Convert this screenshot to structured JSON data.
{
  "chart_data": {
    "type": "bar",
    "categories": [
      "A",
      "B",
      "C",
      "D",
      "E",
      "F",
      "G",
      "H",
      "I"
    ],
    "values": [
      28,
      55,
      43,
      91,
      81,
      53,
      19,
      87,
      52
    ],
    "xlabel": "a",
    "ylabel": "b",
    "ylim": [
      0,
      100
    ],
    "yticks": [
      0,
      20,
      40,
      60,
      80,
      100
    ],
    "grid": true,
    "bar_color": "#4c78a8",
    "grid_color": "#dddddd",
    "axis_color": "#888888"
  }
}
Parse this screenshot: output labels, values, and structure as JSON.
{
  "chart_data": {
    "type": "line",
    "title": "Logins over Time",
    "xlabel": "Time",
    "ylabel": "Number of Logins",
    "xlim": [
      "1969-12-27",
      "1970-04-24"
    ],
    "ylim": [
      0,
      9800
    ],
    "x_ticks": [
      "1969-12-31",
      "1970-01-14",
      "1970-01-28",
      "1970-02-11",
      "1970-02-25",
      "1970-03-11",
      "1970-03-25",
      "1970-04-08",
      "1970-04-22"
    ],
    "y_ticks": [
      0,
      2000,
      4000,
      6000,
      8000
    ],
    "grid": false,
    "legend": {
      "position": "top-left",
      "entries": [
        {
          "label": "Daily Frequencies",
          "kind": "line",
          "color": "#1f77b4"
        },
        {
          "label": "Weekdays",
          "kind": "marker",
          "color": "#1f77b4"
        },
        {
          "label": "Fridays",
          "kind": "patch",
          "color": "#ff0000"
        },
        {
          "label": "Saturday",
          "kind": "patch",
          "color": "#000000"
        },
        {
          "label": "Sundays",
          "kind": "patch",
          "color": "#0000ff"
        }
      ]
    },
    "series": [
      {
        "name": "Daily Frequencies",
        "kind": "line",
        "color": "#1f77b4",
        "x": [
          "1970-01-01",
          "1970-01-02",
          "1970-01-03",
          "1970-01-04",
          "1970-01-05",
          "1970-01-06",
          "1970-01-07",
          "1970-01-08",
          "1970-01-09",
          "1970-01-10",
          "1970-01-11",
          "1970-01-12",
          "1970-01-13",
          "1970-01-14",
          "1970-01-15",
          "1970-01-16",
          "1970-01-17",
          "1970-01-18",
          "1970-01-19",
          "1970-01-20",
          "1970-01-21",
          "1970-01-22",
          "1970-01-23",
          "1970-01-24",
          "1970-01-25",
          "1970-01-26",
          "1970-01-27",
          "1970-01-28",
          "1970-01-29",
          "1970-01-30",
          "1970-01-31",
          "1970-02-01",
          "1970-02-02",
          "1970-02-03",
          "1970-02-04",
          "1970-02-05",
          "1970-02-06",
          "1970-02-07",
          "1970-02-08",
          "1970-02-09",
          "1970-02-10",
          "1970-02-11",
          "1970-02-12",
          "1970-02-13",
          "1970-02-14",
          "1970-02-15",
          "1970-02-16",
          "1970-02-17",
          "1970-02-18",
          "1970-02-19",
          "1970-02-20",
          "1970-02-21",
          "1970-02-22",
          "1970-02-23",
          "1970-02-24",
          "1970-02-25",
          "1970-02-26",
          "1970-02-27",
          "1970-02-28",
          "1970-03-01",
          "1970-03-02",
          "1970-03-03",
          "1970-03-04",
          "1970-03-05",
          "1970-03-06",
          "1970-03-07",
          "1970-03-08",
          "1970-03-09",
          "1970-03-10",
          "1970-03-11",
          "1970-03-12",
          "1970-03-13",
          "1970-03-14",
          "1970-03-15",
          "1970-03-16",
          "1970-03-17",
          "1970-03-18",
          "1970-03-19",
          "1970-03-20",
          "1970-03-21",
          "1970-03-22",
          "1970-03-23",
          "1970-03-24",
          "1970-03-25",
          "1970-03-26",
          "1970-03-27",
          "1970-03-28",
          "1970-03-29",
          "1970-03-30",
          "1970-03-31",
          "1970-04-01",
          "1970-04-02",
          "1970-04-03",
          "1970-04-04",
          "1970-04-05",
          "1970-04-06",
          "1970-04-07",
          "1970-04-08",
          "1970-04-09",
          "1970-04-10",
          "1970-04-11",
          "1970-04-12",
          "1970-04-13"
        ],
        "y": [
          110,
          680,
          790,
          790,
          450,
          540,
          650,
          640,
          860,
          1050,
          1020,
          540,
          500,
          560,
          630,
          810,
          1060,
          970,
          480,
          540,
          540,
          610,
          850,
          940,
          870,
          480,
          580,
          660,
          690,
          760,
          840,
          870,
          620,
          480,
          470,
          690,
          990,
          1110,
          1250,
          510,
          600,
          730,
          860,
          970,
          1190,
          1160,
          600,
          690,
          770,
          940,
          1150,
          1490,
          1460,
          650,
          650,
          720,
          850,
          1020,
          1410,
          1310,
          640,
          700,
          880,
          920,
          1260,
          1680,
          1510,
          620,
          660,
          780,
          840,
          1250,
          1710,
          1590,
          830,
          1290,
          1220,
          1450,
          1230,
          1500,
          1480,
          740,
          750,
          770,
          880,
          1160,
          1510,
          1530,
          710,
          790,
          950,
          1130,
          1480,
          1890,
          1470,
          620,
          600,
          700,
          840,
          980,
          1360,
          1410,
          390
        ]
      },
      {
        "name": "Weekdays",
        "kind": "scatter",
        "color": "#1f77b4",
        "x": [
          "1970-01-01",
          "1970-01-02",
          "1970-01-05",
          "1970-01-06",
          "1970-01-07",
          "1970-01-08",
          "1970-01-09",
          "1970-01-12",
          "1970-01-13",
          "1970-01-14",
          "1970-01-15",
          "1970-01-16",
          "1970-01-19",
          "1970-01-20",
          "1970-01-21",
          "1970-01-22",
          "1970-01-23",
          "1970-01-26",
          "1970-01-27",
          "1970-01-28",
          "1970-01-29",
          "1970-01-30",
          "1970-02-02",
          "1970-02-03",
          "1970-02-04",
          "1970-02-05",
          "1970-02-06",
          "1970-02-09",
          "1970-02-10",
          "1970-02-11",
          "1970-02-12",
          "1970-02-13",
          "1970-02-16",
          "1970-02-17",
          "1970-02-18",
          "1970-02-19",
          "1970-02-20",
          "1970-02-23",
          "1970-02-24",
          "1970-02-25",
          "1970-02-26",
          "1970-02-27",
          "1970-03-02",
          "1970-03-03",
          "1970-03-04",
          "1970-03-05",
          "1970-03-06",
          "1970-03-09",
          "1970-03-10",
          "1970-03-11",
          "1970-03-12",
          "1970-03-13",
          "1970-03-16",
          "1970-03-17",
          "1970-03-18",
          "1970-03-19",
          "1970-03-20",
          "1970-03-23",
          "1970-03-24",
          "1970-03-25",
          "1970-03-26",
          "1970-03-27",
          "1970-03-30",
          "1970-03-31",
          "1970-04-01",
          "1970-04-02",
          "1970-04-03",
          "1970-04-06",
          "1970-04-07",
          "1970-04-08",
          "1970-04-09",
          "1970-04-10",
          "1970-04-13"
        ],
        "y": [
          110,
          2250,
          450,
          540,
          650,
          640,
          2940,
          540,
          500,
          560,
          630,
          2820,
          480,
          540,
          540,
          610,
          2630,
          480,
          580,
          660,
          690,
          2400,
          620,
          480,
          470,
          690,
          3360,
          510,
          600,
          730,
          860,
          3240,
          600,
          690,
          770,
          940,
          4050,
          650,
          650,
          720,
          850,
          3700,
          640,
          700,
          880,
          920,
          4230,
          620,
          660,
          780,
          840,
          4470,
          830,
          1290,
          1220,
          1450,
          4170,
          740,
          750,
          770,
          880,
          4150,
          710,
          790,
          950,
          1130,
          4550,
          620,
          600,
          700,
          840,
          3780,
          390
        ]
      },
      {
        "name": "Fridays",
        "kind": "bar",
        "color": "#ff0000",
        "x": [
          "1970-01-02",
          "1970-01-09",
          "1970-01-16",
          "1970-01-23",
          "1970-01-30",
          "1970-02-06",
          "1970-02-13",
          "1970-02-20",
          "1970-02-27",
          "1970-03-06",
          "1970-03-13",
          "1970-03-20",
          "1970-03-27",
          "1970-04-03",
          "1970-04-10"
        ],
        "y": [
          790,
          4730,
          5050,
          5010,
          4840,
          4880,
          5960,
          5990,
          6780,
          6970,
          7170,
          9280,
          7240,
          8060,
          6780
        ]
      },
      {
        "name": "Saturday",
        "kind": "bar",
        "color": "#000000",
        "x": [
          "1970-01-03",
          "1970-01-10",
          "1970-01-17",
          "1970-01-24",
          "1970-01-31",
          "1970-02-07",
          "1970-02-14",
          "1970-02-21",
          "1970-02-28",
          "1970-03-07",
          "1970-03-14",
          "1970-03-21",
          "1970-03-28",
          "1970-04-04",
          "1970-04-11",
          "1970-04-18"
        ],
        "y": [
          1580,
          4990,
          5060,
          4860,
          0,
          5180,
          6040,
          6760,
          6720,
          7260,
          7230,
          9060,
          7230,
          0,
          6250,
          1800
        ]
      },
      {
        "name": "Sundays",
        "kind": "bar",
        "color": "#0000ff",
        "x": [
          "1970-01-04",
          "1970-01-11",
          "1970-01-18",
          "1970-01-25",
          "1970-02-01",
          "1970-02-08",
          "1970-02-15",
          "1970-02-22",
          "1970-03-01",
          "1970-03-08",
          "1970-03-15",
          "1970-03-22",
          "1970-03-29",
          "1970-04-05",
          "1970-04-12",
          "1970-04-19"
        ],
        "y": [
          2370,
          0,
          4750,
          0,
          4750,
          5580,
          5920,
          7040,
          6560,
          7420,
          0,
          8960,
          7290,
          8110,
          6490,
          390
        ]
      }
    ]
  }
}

> **Your instructions**
Copy every line of the records above that contains "Logins".

> **Solved problem**
    "title": "Logins over Time",
    "ylabel": "Number of Logins",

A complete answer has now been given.